| EXERCISE DESCRIPTION |
Return every line of the items below that contains the word "shape".

| MATERIALS PROVIDED |
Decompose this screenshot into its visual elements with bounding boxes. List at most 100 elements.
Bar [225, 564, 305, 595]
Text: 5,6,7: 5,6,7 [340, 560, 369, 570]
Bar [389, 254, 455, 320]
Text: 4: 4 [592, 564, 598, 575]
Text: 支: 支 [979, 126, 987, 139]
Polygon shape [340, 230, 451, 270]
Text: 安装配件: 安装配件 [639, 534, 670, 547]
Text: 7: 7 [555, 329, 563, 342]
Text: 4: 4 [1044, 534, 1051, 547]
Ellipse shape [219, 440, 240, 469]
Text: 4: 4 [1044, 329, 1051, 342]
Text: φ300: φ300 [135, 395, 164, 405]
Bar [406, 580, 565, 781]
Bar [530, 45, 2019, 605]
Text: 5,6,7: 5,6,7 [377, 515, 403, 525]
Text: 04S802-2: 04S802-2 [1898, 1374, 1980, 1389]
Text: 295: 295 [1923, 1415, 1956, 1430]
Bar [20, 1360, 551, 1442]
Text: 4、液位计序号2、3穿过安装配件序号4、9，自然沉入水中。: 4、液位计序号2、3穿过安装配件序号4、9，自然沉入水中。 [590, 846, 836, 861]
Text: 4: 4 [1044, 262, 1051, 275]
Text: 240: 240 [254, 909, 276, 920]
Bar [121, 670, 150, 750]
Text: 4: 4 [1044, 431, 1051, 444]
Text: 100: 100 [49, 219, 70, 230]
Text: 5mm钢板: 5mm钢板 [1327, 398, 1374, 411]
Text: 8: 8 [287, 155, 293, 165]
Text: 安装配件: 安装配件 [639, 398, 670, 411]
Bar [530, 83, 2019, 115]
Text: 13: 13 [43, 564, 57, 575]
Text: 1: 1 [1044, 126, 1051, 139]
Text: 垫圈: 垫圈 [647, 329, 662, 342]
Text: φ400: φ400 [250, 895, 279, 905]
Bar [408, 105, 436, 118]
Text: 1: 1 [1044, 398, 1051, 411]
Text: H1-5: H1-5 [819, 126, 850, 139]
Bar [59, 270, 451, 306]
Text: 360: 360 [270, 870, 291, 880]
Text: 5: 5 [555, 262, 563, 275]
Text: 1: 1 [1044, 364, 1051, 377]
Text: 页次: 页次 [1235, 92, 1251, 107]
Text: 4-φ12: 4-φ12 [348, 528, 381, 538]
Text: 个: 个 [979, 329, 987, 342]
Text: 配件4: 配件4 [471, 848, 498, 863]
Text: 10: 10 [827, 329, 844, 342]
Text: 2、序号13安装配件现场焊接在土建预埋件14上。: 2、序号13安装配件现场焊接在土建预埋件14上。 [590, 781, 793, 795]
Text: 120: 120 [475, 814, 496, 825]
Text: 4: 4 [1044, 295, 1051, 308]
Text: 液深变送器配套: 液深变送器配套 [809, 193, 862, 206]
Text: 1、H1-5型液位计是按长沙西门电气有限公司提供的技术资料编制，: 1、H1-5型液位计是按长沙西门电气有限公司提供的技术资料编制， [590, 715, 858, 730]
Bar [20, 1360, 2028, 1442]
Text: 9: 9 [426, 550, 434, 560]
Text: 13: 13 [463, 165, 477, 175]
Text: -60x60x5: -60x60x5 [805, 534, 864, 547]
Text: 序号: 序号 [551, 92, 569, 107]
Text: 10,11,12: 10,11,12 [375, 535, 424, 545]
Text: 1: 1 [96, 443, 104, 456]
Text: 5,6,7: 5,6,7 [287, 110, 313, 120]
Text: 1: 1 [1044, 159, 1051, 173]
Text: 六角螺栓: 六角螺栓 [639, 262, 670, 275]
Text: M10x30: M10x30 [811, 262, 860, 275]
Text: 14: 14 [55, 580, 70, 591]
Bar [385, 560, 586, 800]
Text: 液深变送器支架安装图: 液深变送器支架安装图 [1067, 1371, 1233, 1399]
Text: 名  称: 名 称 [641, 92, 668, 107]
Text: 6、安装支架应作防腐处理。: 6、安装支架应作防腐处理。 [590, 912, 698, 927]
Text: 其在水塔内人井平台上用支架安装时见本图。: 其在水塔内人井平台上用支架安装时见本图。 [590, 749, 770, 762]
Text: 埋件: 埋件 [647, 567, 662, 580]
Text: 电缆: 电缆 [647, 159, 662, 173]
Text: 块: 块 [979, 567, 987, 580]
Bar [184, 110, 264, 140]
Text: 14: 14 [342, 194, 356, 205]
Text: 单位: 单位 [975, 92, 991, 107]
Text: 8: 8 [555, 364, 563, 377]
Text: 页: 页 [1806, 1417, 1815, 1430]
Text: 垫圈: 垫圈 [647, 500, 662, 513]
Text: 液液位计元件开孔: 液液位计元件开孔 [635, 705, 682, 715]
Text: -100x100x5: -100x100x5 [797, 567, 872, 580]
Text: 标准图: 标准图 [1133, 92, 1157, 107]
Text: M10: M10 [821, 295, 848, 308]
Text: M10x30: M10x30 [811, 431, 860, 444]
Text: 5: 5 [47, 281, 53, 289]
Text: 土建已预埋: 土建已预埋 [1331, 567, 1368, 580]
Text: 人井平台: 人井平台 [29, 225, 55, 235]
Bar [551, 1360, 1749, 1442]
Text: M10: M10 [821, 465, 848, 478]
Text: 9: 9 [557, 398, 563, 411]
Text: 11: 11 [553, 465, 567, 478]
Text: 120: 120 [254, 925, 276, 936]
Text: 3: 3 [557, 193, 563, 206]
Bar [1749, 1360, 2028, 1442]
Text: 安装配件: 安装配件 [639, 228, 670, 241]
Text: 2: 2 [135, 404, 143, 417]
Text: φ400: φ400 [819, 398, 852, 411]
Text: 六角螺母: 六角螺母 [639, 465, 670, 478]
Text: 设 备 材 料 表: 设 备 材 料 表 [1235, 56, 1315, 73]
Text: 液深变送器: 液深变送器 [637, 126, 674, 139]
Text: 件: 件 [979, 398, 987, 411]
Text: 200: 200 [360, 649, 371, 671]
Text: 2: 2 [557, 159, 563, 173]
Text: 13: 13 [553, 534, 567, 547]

| EXERCISE RESPONSE |
Polygon shape [340, 230, 451, 270]
Ellipse shape [219, 440, 240, 469]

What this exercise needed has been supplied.